*** Input
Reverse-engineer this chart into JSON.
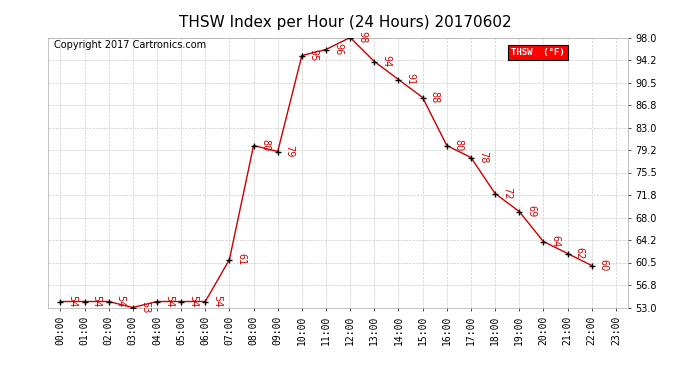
{
  "title": "THSW Index per Hour (24 Hours) 20170602",
  "copyright": "Copyright 2017 Cartronics.com",
  "legend_label": "THSW  (°F)",
  "hours": [
    0,
    1,
    2,
    3,
    4,
    5,
    6,
    7,
    8,
    9,
    10,
    11,
    12,
    13,
    14,
    15,
    16,
    17,
    18,
    19,
    20,
    21,
    22,
    23
  ],
  "values": [
    54,
    54,
    54,
    53,
    54,
    54,
    54,
    61,
    80,
    79,
    95,
    96,
    98,
    94,
    91,
    88,
    80,
    78,
    72,
    69,
    64,
    62,
    60,
    null
  ],
  "ylim": [
    53.0,
    98.0
  ],
  "yticks": [
    53.0,
    56.8,
    60.5,
    64.2,
    68.0,
    71.8,
    75.5,
    79.2,
    83.0,
    86.8,
    90.5,
    94.2,
    98.0
  ],
  "line_color": "#cc0000",
  "marker_color": "#000000",
  "bg_color": "#ffffff",
  "grid_color": "#cccccc",
  "title_fontsize": 11,
  "label_fontsize": 7,
  "annot_fontsize": 7,
  "copyright_fontsize": 7,
  "figsize": [
    6.9,
    3.75
  ],
  "dpi": 100
}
******
• **Task instructions**:
Each entry must be retyped word for word, with every image omitted.

• **Exercise answer**:
Reverse-engineer this chart into JSON.
{
  "title": "THSW Index per Hour (24 Hours) 20170602",
  "copyright": "Copyright 2017 Cartronics.com",
  "legend_label": "THSW  (°F)",
  "hours": [
    0,
    1,
    2,
    3,
    4,
    5,
    6,
    7,
    8,
    9,
    10,
    11,
    12,
    13,
    14,
    15,
    16,
    17,
    18,
    19,
    20,
    21,
    22,
    23
  ],
  "values": [
    54,
    54,
    54,
    53,
    54,
    54,
    54,
    61,
    80,
    79,
    95,
    96,
    98,
    94,
    91,
    88,
    80,
    78,
    72,
    69,
    64,
    62,
    60,
    null
  ],
  "ylim": [
    53.0,
    98.0
  ],
  "yticks": [
    53.0,
    56.8,
    60.5,
    64.2,
    68.0,
    71.8,
    75.5,
    79.2,
    83.0,
    86.8,
    90.5,
    94.2,
    98.0
  ],
  "line_color": "#cc0000",
  "marker_color": "#000000",
  "bg_color": "#ffffff",
  "grid_color": "#cccccc",
  "title_fontsize": 11,
  "label_fontsize": 7,
  "annot_fontsize": 7,
  "copyright_fontsize": 7,
  "figsize": [
    6.9,
    3.75
  ],
  "dpi": 100
}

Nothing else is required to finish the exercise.